— Prompt —
Return each line containing the string "Photo".

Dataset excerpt
* * * *

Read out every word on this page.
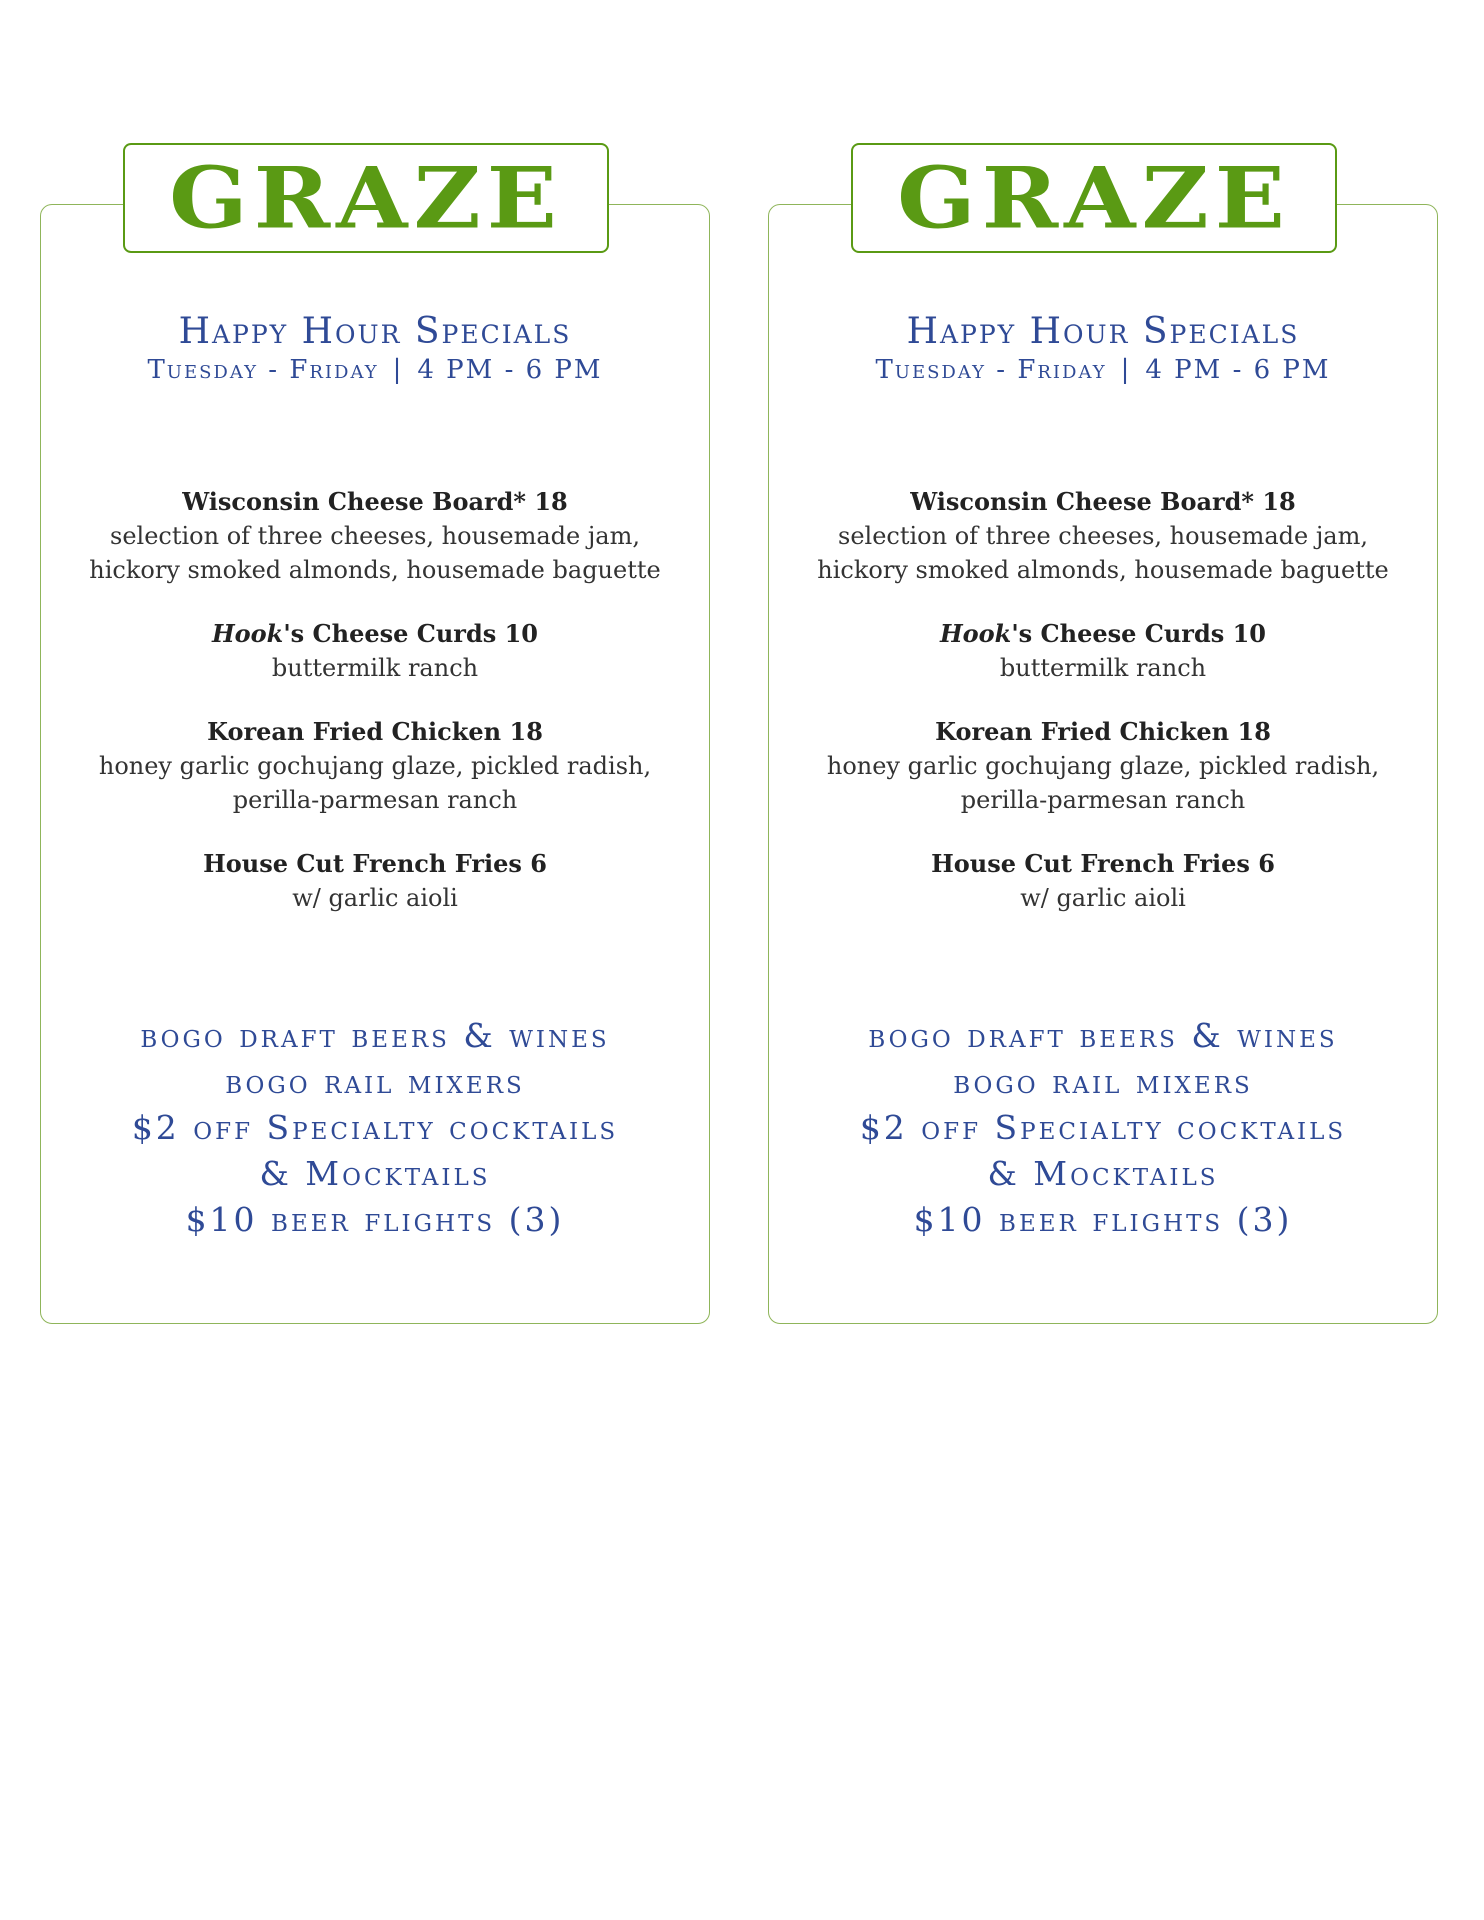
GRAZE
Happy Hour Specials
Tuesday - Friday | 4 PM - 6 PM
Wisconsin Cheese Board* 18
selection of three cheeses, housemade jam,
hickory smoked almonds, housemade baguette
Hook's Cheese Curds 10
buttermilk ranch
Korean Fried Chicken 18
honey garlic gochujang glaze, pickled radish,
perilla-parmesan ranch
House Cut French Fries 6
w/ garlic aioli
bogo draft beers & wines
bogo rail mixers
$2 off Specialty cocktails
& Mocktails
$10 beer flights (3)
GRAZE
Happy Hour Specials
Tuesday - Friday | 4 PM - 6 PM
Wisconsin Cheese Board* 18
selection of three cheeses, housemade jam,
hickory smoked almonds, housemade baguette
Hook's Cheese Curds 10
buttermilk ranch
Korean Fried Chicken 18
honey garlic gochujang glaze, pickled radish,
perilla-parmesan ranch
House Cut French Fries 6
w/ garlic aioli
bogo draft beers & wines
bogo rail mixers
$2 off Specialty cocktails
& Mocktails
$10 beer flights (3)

* * * *

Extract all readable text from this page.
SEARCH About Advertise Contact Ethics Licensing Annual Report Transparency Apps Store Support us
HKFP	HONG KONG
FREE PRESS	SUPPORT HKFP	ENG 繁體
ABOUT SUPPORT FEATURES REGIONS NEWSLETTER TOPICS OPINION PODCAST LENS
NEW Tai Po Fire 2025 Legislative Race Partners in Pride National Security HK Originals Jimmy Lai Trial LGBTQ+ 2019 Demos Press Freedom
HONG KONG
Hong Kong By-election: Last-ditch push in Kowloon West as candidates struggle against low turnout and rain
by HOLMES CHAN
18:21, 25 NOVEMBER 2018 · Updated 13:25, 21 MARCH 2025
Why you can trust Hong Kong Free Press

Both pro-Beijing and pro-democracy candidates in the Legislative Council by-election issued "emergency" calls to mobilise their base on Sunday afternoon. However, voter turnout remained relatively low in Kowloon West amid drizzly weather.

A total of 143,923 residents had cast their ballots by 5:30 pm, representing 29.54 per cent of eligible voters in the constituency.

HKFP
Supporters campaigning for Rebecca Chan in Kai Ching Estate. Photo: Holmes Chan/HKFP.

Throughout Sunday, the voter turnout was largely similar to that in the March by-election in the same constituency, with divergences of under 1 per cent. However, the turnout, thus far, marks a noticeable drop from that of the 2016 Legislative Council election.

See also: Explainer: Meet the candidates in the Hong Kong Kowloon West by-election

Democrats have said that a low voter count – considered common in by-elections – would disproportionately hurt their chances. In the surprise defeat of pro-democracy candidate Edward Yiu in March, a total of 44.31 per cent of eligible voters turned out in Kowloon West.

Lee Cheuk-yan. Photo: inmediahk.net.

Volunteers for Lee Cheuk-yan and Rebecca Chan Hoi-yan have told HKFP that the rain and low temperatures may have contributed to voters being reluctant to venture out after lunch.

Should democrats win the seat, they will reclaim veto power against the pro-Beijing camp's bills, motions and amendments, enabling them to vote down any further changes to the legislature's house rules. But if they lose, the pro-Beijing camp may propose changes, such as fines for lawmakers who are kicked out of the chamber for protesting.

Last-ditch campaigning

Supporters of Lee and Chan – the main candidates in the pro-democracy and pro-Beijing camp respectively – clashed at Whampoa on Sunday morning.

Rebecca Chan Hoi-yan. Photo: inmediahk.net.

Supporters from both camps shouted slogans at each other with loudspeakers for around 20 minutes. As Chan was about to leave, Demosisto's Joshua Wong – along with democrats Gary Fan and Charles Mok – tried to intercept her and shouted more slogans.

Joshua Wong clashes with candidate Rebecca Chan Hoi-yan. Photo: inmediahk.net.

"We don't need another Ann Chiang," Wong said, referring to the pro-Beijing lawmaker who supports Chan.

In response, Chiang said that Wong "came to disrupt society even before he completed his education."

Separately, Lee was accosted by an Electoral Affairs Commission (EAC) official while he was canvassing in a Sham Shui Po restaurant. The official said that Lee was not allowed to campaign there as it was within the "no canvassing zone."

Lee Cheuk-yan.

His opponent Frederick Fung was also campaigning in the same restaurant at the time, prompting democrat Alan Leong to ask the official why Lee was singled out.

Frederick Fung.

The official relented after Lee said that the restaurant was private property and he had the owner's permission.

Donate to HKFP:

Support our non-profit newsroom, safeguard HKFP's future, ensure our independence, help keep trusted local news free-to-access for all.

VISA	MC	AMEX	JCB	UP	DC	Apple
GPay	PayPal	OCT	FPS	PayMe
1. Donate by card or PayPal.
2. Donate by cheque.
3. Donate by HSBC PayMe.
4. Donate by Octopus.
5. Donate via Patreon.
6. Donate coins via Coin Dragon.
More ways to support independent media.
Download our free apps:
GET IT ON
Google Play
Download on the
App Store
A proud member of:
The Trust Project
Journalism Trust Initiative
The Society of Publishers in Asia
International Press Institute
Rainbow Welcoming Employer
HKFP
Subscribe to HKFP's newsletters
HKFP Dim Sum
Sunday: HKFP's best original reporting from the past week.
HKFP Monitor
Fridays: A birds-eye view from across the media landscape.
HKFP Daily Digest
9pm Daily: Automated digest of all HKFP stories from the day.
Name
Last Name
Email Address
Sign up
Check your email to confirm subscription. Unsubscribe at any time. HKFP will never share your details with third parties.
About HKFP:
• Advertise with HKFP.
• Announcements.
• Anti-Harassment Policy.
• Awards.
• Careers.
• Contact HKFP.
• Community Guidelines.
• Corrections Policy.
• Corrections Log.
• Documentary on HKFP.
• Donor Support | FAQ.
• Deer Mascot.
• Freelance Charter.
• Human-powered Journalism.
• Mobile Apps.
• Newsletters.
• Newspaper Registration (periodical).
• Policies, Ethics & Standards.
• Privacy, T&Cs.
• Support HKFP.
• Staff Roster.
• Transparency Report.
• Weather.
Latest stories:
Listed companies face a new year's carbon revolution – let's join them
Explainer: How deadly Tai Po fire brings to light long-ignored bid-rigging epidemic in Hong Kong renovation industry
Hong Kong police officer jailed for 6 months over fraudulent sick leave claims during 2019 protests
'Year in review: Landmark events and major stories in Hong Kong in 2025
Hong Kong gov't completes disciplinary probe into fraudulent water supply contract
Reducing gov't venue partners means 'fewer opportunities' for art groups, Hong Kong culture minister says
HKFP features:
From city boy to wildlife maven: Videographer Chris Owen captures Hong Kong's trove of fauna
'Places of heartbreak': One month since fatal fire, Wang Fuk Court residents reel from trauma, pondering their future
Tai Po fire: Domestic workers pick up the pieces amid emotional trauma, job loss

* * * *

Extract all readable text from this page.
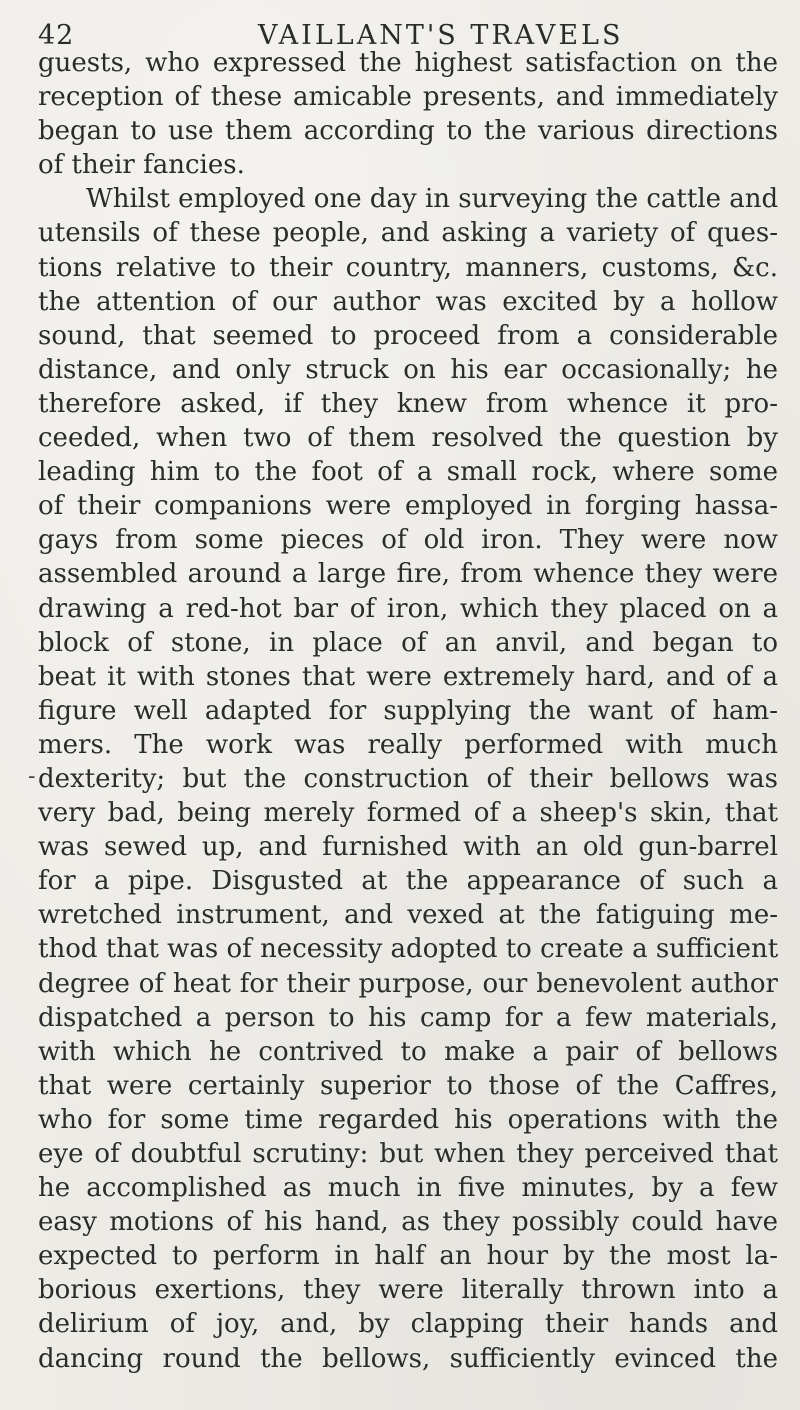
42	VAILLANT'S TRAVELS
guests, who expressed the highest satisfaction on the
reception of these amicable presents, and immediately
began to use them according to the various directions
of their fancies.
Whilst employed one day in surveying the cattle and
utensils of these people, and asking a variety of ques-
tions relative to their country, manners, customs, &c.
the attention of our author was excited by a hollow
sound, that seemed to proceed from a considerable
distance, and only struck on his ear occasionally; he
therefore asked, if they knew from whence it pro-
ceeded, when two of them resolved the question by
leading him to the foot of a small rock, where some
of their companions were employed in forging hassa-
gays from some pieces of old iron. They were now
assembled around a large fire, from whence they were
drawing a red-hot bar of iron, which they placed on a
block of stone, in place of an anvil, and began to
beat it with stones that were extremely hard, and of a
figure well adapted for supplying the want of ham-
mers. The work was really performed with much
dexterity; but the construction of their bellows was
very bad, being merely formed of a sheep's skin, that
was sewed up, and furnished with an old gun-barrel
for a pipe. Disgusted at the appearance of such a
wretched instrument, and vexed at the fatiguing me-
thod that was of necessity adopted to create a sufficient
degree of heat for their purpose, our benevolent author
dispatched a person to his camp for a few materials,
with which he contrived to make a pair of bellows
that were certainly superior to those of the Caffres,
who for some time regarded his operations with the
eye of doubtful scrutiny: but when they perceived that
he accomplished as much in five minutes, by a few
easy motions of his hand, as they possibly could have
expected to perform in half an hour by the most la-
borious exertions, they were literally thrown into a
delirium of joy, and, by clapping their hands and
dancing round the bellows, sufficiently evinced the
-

* * * *

— Task result —
Supporters campaigning for Rebecca Chan in Kai Ching Estate. Photo: Holmes Chan/HKFP.
Lee Cheuk-yan. Photo: inmediahk.net.
Rebecca Chan Hoi-yan. Photo: inmediahk.net.
Joshua Wong clashes with candidate Rebecca Chan Hoi-yan. Photo: inmediahk.net.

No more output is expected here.